Records for the exercise
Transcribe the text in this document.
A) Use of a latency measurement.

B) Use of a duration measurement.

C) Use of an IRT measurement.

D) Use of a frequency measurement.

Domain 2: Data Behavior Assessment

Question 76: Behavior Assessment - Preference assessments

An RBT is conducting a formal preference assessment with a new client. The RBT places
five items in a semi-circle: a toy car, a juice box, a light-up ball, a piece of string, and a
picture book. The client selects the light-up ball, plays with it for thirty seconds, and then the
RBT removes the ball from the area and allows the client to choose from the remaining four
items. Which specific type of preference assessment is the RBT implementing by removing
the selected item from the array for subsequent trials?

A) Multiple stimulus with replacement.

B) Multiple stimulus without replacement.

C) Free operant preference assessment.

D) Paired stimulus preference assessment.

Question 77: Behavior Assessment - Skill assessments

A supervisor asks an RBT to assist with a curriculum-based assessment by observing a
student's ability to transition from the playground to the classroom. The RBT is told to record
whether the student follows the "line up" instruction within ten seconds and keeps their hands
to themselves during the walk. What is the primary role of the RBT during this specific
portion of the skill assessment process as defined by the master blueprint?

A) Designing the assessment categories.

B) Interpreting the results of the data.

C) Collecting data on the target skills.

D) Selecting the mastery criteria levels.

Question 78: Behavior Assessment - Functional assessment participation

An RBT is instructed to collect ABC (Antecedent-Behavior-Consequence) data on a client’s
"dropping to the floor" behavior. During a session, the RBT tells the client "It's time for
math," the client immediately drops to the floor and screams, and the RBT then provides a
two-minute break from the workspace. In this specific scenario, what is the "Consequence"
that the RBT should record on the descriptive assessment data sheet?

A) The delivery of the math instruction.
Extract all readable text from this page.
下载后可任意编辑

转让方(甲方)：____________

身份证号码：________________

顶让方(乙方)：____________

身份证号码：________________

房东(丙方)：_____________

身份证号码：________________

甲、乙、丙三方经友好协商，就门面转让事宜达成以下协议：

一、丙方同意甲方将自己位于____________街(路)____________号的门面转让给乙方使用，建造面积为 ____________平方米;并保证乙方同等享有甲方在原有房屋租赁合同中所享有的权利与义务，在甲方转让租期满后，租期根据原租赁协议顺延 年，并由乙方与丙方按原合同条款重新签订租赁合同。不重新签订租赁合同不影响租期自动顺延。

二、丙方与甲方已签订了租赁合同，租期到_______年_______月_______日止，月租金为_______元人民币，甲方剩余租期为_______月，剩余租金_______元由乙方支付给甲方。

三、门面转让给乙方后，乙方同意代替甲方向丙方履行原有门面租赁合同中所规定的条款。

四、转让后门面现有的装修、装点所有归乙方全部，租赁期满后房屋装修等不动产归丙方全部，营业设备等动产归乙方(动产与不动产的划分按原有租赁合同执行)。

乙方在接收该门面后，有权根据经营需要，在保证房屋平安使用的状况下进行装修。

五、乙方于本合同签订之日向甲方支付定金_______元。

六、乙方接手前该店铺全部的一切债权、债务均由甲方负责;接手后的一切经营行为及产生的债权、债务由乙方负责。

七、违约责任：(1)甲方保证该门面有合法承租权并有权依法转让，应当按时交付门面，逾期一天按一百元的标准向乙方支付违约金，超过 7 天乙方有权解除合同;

Exercise instructions
Report each line in the data that holds the word "Multiple".

Solution
A) Multiple stimulus with replacement.
B) Multiple stimulus without replacement.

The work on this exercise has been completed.